Given task >> Pull out every line with the word "JSON".

Available records >>

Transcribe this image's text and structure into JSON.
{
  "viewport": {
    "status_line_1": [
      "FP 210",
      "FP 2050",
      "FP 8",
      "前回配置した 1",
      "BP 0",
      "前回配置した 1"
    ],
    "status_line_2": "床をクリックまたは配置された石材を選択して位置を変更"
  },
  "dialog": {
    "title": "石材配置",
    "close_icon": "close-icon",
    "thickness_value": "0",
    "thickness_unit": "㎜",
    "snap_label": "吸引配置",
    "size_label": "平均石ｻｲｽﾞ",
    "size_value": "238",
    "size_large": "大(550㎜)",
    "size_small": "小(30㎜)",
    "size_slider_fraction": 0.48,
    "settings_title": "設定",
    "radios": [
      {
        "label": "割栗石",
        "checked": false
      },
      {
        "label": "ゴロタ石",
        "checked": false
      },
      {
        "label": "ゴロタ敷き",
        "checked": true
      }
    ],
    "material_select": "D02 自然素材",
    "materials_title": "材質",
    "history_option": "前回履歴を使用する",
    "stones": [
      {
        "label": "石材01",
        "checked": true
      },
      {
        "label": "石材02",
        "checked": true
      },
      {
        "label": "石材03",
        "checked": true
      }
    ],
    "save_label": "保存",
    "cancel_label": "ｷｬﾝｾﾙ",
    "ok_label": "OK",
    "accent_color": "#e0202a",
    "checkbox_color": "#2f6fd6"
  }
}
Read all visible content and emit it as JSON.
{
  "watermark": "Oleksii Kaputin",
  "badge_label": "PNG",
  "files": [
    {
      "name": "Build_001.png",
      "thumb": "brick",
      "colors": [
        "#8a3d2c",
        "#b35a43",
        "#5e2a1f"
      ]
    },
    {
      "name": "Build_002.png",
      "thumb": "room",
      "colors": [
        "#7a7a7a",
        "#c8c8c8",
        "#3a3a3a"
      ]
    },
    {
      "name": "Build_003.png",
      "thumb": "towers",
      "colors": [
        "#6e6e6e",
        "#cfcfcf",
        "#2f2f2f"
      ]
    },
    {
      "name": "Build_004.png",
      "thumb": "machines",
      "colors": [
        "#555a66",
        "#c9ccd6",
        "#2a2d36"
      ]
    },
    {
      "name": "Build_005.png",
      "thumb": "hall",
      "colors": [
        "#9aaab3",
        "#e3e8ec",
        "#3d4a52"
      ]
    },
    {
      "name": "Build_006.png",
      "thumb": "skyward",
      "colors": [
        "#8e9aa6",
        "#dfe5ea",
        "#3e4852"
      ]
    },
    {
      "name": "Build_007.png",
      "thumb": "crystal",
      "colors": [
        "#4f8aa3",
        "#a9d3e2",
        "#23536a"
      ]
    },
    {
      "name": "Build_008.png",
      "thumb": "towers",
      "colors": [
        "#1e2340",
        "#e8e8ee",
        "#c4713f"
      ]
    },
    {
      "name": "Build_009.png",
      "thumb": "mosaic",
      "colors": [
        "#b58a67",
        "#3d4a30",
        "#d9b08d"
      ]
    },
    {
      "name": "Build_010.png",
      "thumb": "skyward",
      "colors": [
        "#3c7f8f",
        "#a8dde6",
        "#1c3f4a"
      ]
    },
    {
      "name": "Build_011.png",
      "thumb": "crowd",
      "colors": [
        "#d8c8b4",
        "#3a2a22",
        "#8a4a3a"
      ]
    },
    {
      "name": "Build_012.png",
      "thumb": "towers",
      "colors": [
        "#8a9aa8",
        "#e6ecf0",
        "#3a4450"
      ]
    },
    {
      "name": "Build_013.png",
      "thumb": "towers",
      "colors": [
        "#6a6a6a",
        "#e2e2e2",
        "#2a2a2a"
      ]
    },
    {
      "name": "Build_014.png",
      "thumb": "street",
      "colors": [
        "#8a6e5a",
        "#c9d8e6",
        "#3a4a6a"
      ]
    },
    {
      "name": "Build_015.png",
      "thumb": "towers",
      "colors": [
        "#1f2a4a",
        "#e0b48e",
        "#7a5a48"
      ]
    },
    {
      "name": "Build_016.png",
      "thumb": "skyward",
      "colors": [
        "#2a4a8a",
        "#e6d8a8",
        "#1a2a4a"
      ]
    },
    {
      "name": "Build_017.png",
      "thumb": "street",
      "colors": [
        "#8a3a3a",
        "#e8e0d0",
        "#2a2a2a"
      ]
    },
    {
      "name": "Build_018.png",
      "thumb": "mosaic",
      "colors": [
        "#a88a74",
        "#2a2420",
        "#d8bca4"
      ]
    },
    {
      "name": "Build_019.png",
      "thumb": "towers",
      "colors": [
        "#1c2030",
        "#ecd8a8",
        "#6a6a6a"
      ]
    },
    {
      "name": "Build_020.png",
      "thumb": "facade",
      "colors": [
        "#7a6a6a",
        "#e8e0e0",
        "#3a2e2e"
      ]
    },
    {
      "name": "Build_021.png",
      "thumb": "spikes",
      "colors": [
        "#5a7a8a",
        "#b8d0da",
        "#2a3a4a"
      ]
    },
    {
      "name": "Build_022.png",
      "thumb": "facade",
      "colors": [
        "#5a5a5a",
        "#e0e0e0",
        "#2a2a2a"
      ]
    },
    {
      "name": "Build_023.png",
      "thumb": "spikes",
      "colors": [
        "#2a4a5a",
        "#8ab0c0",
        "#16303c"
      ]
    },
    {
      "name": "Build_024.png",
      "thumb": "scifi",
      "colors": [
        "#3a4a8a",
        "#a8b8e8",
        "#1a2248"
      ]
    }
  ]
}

Final result >>
Transcribe this image's text and structure into JSON.
Read all visible content and emit it as JSON.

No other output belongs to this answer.